Exercise directions — Copy out the data below as written; omit any images.

Records to use —

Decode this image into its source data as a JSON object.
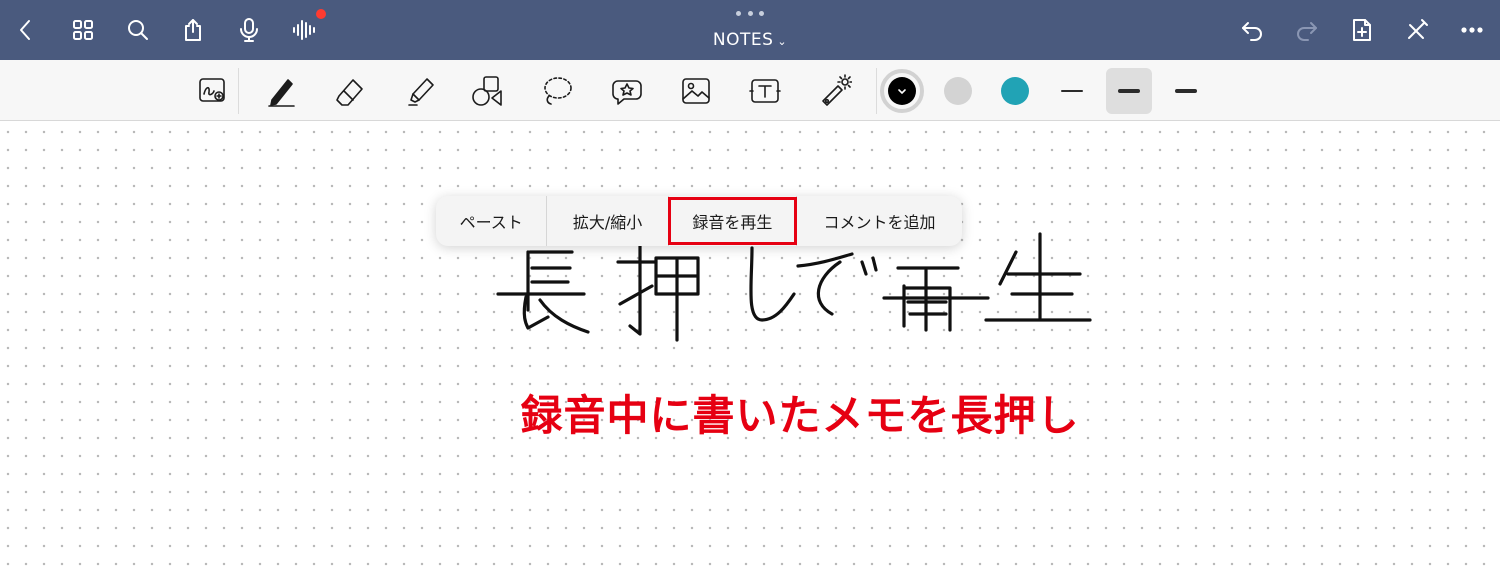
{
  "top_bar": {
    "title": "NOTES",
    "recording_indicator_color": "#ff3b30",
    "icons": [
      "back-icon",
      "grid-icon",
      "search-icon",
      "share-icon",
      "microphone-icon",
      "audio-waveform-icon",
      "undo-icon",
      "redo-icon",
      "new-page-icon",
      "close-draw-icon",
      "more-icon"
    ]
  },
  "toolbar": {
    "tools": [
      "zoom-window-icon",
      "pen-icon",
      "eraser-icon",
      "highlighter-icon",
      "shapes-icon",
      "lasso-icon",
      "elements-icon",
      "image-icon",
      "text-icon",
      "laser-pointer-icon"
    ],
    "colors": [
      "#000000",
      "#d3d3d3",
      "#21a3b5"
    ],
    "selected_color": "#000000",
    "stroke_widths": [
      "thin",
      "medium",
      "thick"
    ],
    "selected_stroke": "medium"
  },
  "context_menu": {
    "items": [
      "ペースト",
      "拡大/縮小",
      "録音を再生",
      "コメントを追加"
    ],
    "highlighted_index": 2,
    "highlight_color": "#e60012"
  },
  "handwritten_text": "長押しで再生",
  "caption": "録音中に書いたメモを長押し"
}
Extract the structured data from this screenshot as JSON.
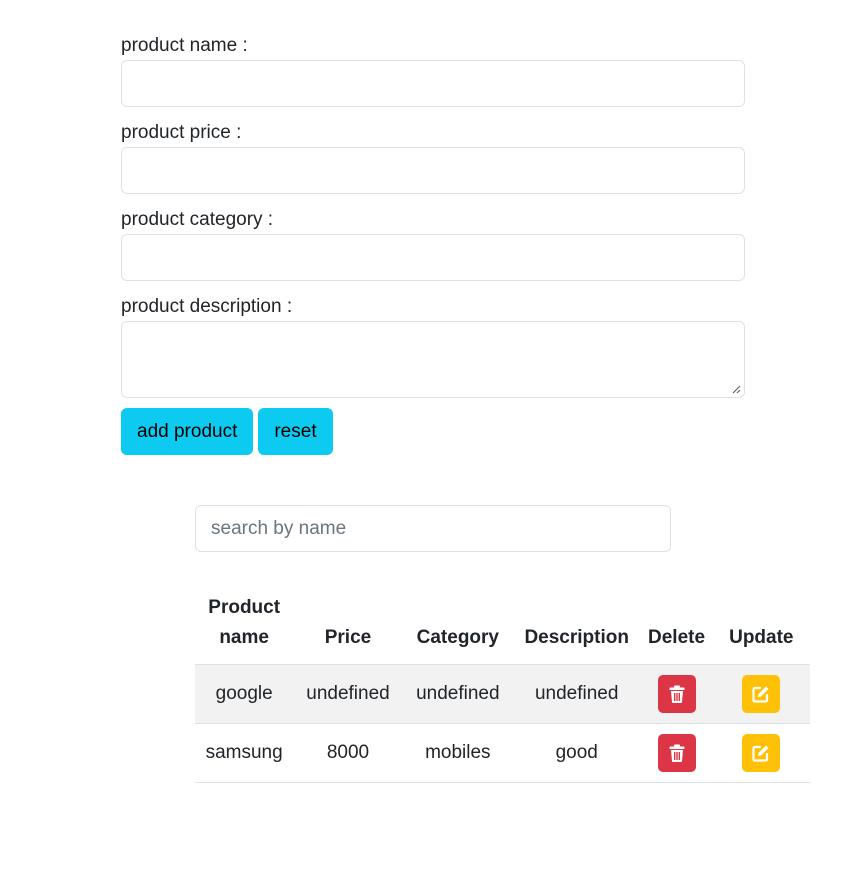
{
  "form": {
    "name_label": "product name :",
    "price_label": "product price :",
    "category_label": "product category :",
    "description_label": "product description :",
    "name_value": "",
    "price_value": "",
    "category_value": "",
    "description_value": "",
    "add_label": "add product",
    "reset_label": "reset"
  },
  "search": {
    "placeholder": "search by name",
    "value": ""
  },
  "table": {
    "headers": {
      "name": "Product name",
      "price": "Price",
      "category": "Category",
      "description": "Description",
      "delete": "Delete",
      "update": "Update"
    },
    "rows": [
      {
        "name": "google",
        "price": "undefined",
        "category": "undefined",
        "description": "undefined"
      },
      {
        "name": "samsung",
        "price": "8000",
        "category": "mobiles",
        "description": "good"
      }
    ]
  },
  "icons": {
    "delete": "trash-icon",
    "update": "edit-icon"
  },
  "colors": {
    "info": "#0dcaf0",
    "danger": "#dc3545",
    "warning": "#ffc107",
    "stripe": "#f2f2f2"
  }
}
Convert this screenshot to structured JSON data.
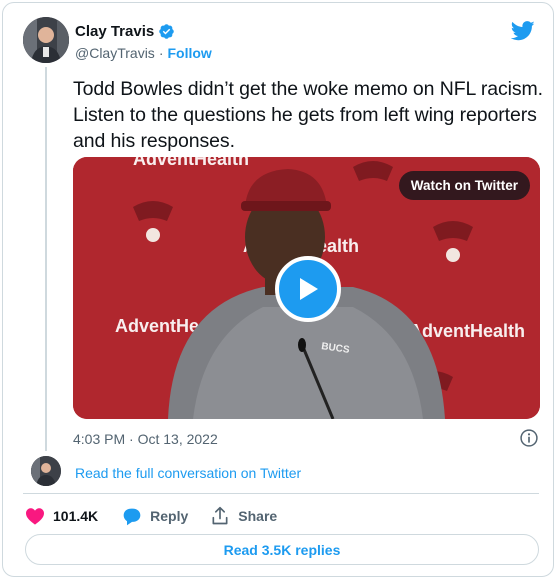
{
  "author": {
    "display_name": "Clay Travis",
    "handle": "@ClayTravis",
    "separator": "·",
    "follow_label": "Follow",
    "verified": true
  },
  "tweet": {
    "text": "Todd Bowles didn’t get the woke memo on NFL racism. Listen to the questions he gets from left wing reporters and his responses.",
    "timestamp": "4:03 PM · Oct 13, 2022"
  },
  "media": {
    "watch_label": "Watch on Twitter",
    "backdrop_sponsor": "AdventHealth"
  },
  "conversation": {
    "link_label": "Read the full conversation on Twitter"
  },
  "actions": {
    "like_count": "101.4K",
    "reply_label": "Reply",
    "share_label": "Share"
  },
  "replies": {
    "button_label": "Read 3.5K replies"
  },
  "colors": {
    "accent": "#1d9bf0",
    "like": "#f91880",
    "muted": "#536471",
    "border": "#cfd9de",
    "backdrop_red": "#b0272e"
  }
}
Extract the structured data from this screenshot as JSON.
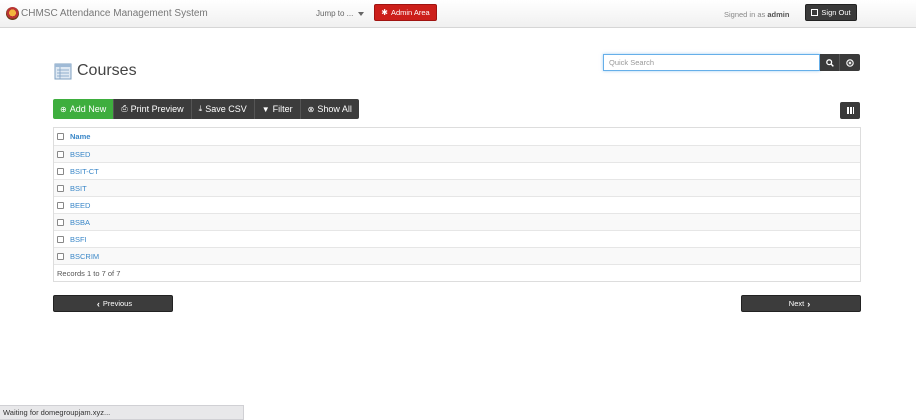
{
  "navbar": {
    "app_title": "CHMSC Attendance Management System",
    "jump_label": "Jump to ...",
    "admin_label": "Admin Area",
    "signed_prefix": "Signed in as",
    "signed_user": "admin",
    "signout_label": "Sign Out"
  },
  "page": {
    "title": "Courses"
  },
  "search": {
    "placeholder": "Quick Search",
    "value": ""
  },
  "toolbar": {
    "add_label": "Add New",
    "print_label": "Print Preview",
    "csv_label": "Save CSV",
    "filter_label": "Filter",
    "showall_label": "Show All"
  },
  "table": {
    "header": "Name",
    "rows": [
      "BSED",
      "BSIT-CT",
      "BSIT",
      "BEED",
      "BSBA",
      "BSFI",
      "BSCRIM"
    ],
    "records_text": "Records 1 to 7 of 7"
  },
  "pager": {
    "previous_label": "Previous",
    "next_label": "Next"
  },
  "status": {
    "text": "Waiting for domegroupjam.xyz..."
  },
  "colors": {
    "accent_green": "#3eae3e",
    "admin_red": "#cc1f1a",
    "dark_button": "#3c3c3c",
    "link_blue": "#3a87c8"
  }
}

Written reply —
Decode this image into its source data as a JSON object.
{
  "top_bar": {
    "title": "NOTES",
    "recording_indicator_color": "#ff3b30",
    "icons": [
      "back-icon",
      "grid-icon",
      "search-icon",
      "share-icon",
      "microphone-icon",
      "audio-waveform-icon",
      "undo-icon",
      "redo-icon",
      "new-page-icon",
      "close-draw-icon",
      "more-icon"
    ]
  },
  "toolbar": {
    "tools": [
      "zoom-window-icon",
      "pen-icon",
      "eraser-icon",
      "highlighter-icon",
      "shapes-icon",
      "lasso-icon",
      "elements-icon",
      "image-icon",
      "text-icon",
      "laser-pointer-icon"
    ],
    "colors": [
      "#000000",
      "#d3d3d3",
      "#21a3b5"
    ],
    "selected_color": "#000000",
    "stroke_widths": [
      "thin",
      "medium",
      "thick"
    ],
    "selected_stroke": "medium"
  },
  "context_menu": {
    "items": [
      "ペースト",
      "拡大/縮小",
      "録音を再生",
      "コメントを追加"
    ],
    "highlighted_index": 2,
    "highlight_color": "#e60012"
  },
  "handwritten_text": "長押しで再生",
  "caption": "録音中に書いたメモを長押し"
}
Extract the structured data from this screenshot as JSON.
{
  "form": {
    "name_label": "product name :",
    "price_label": "product price :",
    "category_label": "product category :",
    "description_label": "product description :",
    "name_value": "",
    "price_value": "",
    "category_value": "",
    "description_value": "",
    "add_label": "add product",
    "reset_label": "reset"
  },
  "search": {
    "placeholder": "search by name",
    "value": ""
  },
  "table": {
    "headers": {
      "name": "Product name",
      "price": "Price",
      "category": "Category",
      "description": "Description",
      "delete": "Delete",
      "update": "Update"
    },
    "rows": [
      {
        "name": "google",
        "price": "undefined",
        "category": "undefined",
        "description": "undefined"
      },
      {
        "name": "samsung",
        "price": "8000",
        "category": "mobiles",
        "description": "good"
      }
    ]
  },
  "icons": {
    "delete": "trash-icon",
    "update": "edit-icon"
  },
  "colors": {
    "info": "#0dcaf0",
    "danger": "#dc3545",
    "warning": "#ffc107",
    "stripe": "#f2f2f2"
  }
}
Convert this screenshot to structured JSON data.
{
  "author": {
    "display_name": "Clay Travis",
    "handle": "@ClayTravis",
    "separator": "·",
    "follow_label": "Follow",
    "verified": true
  },
  "tweet": {
    "text": "Todd Bowles didn’t get the woke memo on NFL racism. Listen to the questions he gets from left wing reporters and his responses.",
    "timestamp": "4:03 PM · Oct 13, 2022"
  },
  "media": {
    "watch_label": "Watch on Twitter",
    "backdrop_sponsor": "AdventHealth"
  },
  "conversation": {
    "link_label": "Read the full conversation on Twitter"
  },
  "actions": {
    "like_count": "101.4K",
    "reply_label": "Reply",
    "share_label": "Share"
  },
  "replies": {
    "button_label": "Read 3.5K replies"
  },
  "colors": {
    "accent": "#1d9bf0",
    "like": "#f91880",
    "muted": "#536471",
    "border": "#cfd9de",
    "backdrop_red": "#b0272e"
  }
}
Extract the structured data from this screenshot as JSON.
{
  "navbar": {
    "app_title": "CHMSC Attendance Management System",
    "jump_label": "Jump to ...",
    "admin_label": "Admin Area",
    "signed_prefix": "Signed in as",
    "signed_user": "admin",
    "signout_label": "Sign Out"
  },
  "page": {
    "title": "Courses"
  },
  "search": {
    "placeholder": "Quick Search",
    "value": ""
  },
  "toolbar": {
    "add_label": "Add New",
    "print_label": "Print Preview",
    "csv_label": "Save CSV",
    "filter_label": "Filter",
    "showall_label": "Show All"
  },
  "table": {
    "header": "Name",
    "rows": [
      "BSED",
      "BSIT-CT",
      "BSIT",
      "BEED",
      "BSBA",
      "BSFI",
      "BSCRIM"
    ],
    "records_text": "Records 1 to 7 of 7"
  },
  "pager": {
    "previous_label": "Previous",
    "next_label": "Next"
  },
  "status": {
    "text": "Waiting for domegroupjam.xyz..."
  },
  "colors": {
    "accent_green": "#3eae3e",
    "admin_red": "#cc1f1a",
    "dark_button": "#3c3c3c",
    "link_blue": "#3a87c8"
  }
}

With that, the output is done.